----- Listed entries -----
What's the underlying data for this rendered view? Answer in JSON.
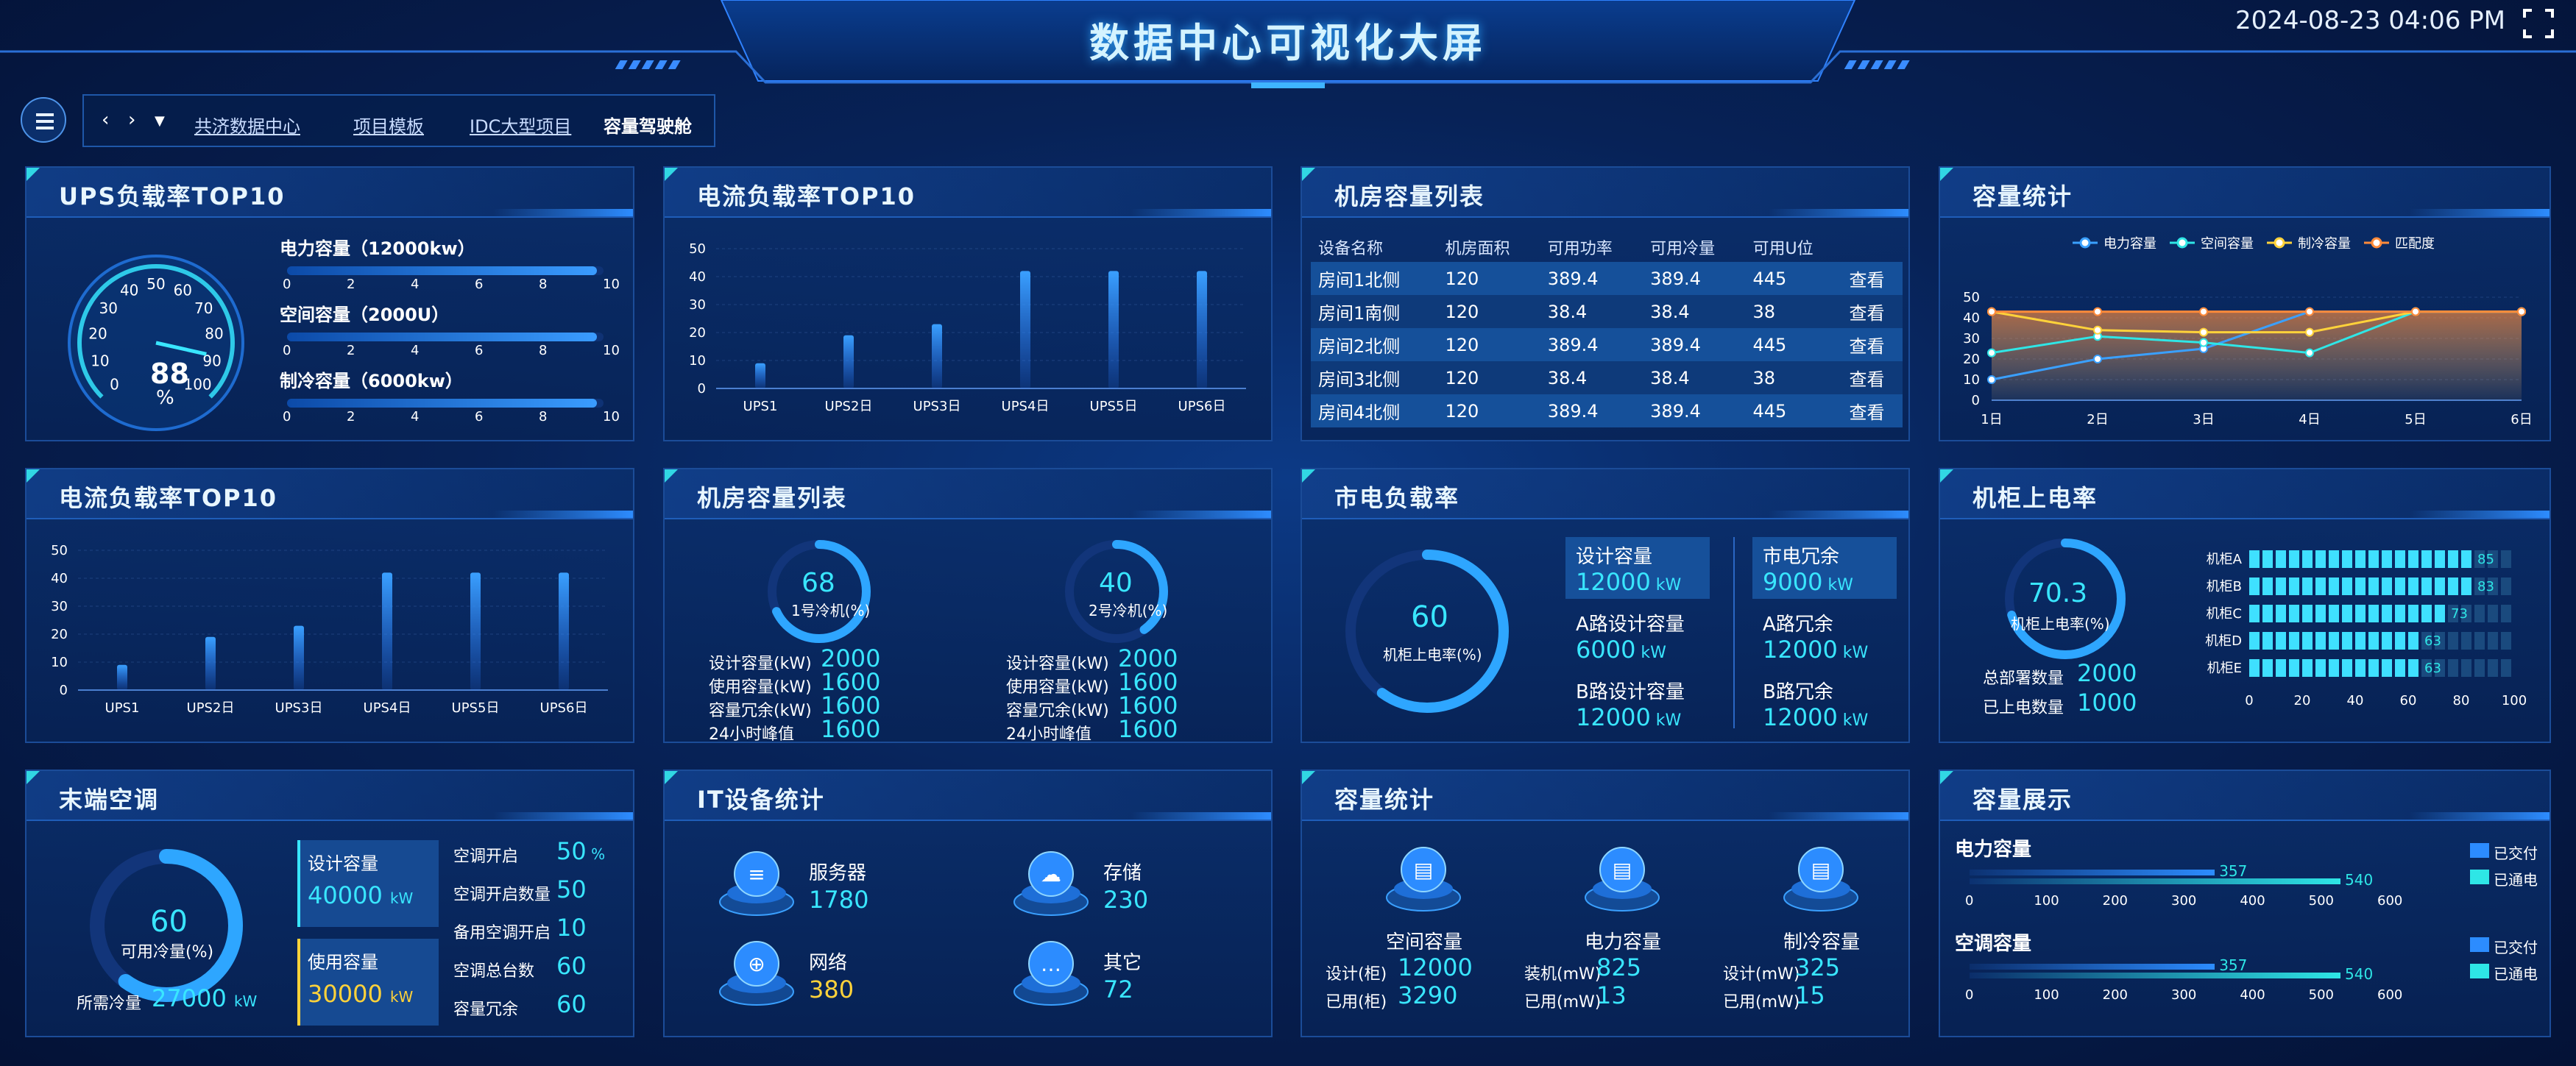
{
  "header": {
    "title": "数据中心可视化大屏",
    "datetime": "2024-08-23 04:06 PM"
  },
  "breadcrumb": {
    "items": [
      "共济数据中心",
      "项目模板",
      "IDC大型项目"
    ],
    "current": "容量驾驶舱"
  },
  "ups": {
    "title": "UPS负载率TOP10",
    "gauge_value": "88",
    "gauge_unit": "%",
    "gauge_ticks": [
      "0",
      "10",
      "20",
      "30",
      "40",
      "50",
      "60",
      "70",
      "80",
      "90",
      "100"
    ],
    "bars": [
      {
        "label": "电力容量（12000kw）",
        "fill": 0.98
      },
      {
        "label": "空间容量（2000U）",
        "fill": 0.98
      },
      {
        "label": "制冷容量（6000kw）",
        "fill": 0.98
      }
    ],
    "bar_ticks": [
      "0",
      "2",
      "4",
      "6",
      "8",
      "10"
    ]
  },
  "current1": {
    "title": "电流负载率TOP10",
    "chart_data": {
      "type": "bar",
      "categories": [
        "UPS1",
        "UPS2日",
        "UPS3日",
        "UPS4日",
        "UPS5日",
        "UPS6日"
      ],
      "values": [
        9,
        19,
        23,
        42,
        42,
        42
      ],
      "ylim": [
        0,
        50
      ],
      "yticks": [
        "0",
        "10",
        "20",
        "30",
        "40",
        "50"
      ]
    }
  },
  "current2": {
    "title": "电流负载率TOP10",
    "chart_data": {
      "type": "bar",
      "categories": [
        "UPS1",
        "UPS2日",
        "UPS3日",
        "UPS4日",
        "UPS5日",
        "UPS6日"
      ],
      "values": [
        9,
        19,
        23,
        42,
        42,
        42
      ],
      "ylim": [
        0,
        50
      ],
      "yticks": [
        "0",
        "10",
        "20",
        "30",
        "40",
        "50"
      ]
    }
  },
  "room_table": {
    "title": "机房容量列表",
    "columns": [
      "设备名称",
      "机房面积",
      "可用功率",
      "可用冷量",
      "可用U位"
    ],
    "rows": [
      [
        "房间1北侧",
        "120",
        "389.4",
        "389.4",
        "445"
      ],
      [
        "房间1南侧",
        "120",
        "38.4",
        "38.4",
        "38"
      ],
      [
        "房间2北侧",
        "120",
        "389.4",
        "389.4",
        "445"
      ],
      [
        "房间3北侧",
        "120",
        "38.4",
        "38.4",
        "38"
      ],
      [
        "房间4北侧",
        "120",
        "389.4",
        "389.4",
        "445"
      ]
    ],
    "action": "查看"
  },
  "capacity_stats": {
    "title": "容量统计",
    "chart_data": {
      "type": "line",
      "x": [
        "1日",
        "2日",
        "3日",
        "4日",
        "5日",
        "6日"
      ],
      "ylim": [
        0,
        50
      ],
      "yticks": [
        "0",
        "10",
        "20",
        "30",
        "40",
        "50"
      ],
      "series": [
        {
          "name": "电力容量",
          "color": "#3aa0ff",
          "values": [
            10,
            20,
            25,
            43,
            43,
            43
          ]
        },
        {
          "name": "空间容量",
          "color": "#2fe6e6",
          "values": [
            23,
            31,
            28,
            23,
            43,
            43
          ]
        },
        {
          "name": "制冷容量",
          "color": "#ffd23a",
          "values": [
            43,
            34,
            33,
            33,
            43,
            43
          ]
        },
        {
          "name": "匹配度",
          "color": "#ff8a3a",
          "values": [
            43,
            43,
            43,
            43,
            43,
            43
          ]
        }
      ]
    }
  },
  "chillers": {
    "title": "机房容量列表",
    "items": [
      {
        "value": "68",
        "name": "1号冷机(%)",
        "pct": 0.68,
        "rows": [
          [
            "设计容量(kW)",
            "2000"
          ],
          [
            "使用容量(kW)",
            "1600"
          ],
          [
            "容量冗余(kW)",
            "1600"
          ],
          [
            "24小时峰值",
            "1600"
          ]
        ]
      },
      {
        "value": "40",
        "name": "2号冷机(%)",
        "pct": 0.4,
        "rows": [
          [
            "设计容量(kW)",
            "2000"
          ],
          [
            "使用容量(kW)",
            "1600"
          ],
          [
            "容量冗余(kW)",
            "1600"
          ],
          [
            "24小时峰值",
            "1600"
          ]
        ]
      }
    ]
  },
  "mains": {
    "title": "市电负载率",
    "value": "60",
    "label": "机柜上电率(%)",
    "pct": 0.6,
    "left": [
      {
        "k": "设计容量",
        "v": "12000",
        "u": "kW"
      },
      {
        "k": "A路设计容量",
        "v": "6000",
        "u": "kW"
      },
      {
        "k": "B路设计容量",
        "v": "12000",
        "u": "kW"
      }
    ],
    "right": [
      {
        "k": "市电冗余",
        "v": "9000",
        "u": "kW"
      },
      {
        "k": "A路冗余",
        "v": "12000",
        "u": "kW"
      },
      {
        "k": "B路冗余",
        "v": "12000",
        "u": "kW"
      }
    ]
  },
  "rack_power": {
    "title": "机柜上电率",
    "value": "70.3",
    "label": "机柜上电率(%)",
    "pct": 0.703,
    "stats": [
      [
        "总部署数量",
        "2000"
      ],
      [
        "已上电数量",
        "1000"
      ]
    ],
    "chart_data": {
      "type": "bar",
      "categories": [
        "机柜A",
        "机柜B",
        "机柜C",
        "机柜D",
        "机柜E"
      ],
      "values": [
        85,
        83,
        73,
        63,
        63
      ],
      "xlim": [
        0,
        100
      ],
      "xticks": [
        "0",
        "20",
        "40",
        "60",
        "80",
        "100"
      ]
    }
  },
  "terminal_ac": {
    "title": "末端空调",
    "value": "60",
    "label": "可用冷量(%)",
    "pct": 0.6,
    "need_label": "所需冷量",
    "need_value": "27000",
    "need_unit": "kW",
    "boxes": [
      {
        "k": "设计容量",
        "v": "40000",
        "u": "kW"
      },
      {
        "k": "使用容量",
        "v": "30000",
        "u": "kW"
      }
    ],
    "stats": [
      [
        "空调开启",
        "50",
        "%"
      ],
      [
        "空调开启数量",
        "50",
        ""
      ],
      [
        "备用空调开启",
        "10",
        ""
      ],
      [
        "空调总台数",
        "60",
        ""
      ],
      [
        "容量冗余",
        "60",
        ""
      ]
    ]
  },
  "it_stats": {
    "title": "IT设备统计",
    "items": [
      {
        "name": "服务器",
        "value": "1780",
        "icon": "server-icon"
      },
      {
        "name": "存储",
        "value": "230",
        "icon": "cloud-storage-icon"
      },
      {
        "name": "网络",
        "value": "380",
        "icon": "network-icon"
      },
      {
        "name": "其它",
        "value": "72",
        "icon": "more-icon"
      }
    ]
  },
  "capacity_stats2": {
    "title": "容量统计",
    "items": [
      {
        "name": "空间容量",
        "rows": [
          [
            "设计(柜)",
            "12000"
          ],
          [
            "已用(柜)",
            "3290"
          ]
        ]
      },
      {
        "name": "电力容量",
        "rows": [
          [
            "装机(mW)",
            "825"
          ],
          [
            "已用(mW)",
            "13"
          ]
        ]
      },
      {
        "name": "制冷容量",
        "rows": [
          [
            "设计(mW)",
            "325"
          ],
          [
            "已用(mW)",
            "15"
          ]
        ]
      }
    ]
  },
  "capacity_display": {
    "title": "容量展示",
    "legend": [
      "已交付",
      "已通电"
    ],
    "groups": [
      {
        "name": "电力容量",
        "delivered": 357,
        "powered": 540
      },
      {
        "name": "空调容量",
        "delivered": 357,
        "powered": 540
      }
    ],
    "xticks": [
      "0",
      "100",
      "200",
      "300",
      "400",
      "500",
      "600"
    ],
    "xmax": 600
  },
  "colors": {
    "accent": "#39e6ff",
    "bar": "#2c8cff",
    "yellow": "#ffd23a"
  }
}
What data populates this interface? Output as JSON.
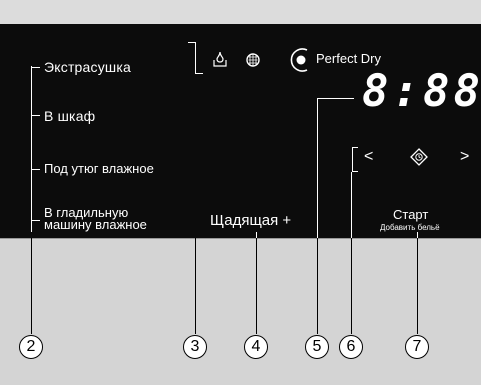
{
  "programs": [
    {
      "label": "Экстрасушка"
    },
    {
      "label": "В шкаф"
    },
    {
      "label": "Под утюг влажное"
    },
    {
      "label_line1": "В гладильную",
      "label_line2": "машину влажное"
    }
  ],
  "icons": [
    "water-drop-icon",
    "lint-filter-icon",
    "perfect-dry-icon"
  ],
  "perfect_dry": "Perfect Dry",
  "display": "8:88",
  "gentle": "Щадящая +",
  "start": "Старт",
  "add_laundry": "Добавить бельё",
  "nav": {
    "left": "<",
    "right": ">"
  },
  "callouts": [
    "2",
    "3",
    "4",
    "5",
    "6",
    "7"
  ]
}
-----
### Stated task
Pull out every line containing "влажное".

### Full output
      "label": "Под утюг влажное"
      "label_line2": "машину влажное"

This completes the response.